• _Exercise_: In the following material, identify every line holding the string "ylabel" and return it.

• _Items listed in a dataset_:
[START]

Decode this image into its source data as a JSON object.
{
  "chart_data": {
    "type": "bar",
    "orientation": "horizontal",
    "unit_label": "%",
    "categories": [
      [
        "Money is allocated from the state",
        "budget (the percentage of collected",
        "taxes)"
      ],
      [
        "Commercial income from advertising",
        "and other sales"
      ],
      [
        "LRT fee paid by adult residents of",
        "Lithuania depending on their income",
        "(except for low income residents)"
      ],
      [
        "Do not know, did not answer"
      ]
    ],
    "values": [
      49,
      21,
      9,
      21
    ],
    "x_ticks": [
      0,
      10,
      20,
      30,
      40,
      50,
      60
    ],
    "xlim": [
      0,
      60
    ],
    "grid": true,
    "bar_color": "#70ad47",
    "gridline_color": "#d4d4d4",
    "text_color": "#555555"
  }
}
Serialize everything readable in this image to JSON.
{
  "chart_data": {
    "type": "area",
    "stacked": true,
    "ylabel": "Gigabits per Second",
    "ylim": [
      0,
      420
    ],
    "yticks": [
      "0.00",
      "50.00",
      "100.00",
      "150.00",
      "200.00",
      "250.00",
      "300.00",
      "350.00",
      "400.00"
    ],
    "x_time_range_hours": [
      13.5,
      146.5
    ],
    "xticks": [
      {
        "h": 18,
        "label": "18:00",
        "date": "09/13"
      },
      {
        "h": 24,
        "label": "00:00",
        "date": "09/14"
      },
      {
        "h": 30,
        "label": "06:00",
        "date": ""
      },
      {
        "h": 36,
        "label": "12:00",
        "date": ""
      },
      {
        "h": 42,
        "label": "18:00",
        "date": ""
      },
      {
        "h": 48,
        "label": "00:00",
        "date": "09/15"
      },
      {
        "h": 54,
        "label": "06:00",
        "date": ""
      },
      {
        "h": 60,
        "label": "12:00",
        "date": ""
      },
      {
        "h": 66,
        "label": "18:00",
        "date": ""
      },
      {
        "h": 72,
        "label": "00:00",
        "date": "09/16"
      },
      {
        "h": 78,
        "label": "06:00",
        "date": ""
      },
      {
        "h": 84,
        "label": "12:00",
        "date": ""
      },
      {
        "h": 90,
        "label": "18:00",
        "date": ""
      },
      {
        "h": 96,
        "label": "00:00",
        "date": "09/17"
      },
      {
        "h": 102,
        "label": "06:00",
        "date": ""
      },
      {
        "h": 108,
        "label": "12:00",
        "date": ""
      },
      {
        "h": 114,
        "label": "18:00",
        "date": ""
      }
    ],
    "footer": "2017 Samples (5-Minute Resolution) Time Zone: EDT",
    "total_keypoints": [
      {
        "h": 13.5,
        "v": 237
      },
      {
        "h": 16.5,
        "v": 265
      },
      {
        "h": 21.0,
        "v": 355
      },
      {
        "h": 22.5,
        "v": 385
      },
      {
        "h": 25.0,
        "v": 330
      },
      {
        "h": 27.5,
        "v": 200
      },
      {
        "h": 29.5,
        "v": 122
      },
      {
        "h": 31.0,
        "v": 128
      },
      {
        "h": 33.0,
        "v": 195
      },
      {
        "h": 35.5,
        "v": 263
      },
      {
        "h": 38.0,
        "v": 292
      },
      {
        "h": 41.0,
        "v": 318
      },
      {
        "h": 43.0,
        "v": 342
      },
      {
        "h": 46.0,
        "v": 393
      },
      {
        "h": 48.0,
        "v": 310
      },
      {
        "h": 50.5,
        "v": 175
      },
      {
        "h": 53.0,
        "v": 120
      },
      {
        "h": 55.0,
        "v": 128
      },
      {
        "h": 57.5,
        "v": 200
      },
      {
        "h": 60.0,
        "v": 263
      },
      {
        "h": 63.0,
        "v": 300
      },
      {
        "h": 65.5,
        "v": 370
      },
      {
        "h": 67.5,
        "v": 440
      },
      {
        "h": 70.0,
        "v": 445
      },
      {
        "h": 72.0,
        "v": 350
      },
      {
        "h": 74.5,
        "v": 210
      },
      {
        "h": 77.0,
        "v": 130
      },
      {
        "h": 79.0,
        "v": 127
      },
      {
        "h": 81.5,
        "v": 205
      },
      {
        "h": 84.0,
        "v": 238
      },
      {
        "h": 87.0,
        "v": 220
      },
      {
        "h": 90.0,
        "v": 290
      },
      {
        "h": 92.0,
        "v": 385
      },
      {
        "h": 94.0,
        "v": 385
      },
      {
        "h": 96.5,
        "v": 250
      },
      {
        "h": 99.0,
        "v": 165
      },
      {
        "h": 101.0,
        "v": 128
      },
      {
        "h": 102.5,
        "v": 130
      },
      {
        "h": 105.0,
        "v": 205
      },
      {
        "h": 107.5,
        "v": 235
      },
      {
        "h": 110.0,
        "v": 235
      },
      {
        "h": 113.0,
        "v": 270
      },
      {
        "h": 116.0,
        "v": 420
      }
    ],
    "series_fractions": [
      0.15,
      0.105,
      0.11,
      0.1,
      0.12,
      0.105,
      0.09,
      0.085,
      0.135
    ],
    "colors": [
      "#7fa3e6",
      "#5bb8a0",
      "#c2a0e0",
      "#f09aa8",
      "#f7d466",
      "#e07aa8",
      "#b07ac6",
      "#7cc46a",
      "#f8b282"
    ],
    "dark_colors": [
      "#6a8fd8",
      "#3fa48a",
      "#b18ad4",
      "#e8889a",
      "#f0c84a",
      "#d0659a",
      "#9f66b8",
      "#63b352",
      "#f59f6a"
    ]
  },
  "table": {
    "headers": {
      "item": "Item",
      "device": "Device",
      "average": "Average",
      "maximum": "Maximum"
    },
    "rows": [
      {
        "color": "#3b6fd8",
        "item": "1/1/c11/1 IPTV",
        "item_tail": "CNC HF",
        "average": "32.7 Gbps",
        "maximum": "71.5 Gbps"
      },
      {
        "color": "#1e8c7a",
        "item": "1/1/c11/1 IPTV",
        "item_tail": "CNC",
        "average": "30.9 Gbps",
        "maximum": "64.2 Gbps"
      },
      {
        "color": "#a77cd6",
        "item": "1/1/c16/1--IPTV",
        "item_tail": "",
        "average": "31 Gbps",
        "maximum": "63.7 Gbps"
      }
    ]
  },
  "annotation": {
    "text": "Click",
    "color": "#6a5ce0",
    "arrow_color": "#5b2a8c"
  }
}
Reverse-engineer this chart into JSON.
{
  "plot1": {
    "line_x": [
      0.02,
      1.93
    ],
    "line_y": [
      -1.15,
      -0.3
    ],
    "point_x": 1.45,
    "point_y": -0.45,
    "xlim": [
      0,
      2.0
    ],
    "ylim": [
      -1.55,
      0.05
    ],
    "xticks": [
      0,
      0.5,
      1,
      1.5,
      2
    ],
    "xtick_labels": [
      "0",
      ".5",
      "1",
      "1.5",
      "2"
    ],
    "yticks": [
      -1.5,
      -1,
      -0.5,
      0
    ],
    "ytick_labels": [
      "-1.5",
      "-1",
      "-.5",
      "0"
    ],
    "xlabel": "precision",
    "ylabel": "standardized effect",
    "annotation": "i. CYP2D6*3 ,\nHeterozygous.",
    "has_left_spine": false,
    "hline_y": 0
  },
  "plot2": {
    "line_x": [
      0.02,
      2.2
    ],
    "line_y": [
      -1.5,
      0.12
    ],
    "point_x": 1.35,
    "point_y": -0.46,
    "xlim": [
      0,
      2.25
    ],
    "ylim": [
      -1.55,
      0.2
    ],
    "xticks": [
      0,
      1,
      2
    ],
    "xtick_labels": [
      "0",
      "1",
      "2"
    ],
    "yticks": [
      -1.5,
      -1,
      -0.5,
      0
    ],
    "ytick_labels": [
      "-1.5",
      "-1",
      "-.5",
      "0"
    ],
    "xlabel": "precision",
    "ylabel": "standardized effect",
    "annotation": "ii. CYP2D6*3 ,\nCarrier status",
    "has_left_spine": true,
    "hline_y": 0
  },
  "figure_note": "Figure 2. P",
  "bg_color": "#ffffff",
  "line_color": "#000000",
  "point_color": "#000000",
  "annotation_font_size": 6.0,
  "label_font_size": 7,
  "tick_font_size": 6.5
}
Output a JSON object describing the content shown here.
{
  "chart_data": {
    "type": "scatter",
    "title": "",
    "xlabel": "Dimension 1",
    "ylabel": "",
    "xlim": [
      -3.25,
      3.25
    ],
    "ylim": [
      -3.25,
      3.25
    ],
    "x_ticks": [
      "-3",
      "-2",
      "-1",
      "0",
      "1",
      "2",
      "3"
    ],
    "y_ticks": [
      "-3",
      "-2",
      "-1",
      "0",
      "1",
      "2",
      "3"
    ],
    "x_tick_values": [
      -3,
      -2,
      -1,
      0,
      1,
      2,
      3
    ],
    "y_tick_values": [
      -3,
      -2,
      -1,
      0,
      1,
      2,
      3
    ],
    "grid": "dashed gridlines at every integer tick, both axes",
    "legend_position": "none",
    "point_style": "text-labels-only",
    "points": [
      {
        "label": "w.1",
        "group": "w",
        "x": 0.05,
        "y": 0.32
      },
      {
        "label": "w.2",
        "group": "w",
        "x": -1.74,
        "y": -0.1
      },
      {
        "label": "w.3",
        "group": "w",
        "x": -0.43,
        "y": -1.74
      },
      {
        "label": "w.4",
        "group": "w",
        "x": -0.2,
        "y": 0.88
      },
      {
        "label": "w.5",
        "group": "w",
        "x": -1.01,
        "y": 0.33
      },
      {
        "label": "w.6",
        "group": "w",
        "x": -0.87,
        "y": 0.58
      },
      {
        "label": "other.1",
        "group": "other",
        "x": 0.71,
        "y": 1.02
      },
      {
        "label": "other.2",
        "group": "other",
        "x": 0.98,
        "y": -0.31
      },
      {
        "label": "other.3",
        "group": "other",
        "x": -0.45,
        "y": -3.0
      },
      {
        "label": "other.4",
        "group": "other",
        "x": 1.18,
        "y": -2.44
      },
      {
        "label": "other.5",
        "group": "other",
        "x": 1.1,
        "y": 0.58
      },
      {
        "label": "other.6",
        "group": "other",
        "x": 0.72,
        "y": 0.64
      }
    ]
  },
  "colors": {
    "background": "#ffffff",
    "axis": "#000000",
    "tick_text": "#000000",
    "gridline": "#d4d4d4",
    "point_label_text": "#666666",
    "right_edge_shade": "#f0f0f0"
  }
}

[END]

• _Solution for this problem_:
    "ylabel": "Gigabits per Second",
    "ylabel": "standardized effect",
    "ylabel": "standardized effect",
    "ylabel": "",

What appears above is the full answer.